### Task prompt
Say how many lines contain the string "Japan". Give no other output.

[Figure dataset records]
┏━━

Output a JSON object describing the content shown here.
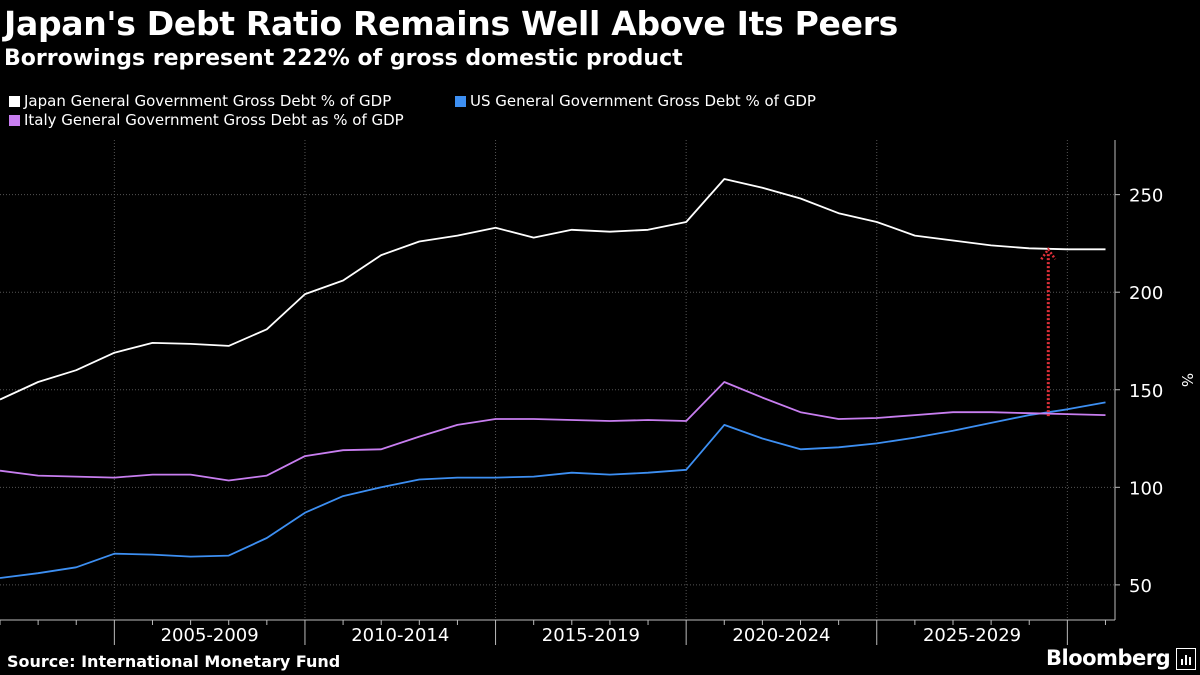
{
  "source": "Source: International Monetary Fund",
  "brand": "Bloomberg",
  "chart_data": {
    "type": "line",
    "title": "Japan's Debt Ratio Remains Well Above Its Peers",
    "subtitle": "Borrowings represent 222% of gross domestic product",
    "ylabel": "%",
    "xlabel": "",
    "ylim": [
      32,
      278
    ],
    "xlim": [
      2000,
      2029.25
    ],
    "yticks": [
      50,
      100,
      150,
      200,
      250
    ],
    "xtick_labels": [
      "2005-2009",
      "2010-2014",
      "2015-2019",
      "2020-2024",
      "2025-2029"
    ],
    "x": [
      2000,
      2001,
      2002,
      2003,
      2004,
      2005,
      2006,
      2007,
      2008,
      2009,
      2010,
      2011,
      2012,
      2013,
      2014,
      2015,
      2016,
      2017,
      2018,
      2019,
      2020,
      2021,
      2022,
      2023,
      2024,
      2025,
      2026,
      2027,
      2028,
      2029
    ],
    "series": [
      {
        "name": "Japan General Government Gross Debt % of GDP",
        "color": "#ffffff",
        "values": [
          145,
          154,
          160,
          169,
          174,
          173.5,
          172.5,
          181,
          199,
          206,
          219,
          226,
          229,
          233,
          228,
          232,
          231,
          232,
          236,
          258,
          253.5,
          248,
          240.5,
          236,
          229,
          226.5,
          224,
          222.5,
          222,
          222
        ]
      },
      {
        "name": "US General Government Gross Debt % of GDP",
        "color": "#3d8ff2",
        "values": [
          53.5,
          56,
          59,
          66,
          65.5,
          64.5,
          65,
          74,
          87,
          95.5,
          100,
          104,
          105,
          105,
          105.5,
          107.5,
          106.5,
          107.5,
          109,
          132,
          125,
          119.5,
          120.5,
          122.5,
          125.5,
          129,
          133,
          137,
          140,
          143.5
        ]
      },
      {
        "name": "Italy General Government Gross Debt as % of GDP",
        "color": "#c87ef0",
        "values": [
          108.5,
          106,
          105.5,
          105,
          106.5,
          106.5,
          103.5,
          106,
          116,
          119,
          119.5,
          126,
          132,
          135,
          135,
          134.5,
          134,
          134.5,
          134,
          154,
          146,
          138.5,
          135,
          135.5,
          137,
          138.5,
          138.5,
          138,
          137.5,
          137
        ]
      }
    ],
    "annotation": {
      "type": "arrow",
      "x": 2027.5,
      "from": 136.5,
      "to": 222,
      "color": "#e0303a"
    }
  }
}
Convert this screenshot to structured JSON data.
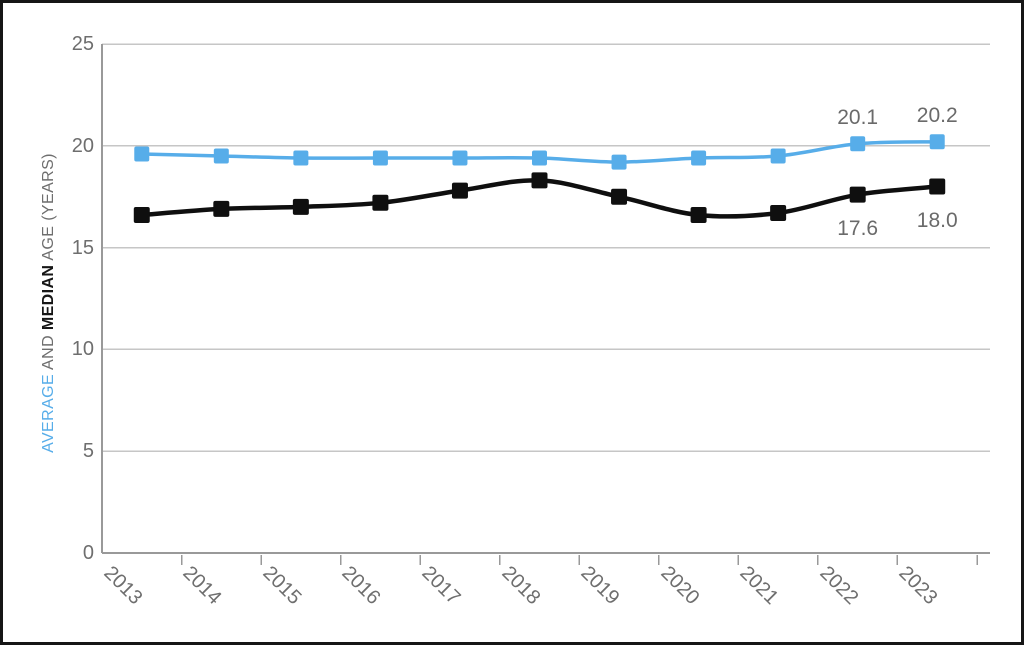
{
  "chart_data": {
    "type": "line",
    "title": "",
    "ylabel_segments": [
      {
        "text": "AVERAGE",
        "color": "#57ade9",
        "bold": false
      },
      {
        "text": " AND ",
        "color": "#6e6e6e",
        "bold": false
      },
      {
        "text": "MEDIAN",
        "color": "#161616",
        "bold": true
      },
      {
        "text": " AGE (YEARS)",
        "color": "#6e6e6e",
        "bold": false
      }
    ],
    "categories": [
      "2013",
      "2014",
      "2015",
      "2016",
      "2017",
      "2018",
      "2019",
      "2020",
      "2021",
      "2022",
      "2023"
    ],
    "series": [
      {
        "name": "average",
        "color": "#57ade9",
        "line_width": 3.5,
        "marker": "square",
        "marker_size": 15,
        "values": [
          19.6,
          19.5,
          19.4,
          19.4,
          19.4,
          19.4,
          19.2,
          19.4,
          19.5,
          20.1,
          20.2
        ]
      },
      {
        "name": "median",
        "color": "#0f0f0f",
        "line_width": 4.5,
        "marker": "square",
        "marker_size": 16,
        "values": [
          16.6,
          16.9,
          17.0,
          17.2,
          17.8,
          18.3,
          17.5,
          16.6,
          16.7,
          17.6,
          18.0
        ]
      }
    ],
    "annotations": [
      {
        "text": "20.1",
        "series": "average",
        "category": "2022",
        "placement": "above"
      },
      {
        "text": "20.2",
        "series": "average",
        "category": "2023",
        "placement": "above"
      },
      {
        "text": "17.6",
        "series": "median",
        "category": "2022",
        "placement": "below"
      },
      {
        "text": "18.0",
        "series": "median",
        "category": "2023",
        "placement": "below"
      }
    ],
    "yticks": [
      0,
      5,
      10,
      15,
      20,
      25
    ],
    "ylim": [
      0,
      25
    ],
    "grid": true,
    "legend": "none",
    "colors": {
      "grid": "#c6c6c6",
      "axis": "#999999",
      "tick_label": "#6e6e6e",
      "annotation": "#6a6a6a",
      "frame_border": "#161616",
      "background": "#ffffff"
    }
  }
}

┗━━

### Exercise result
2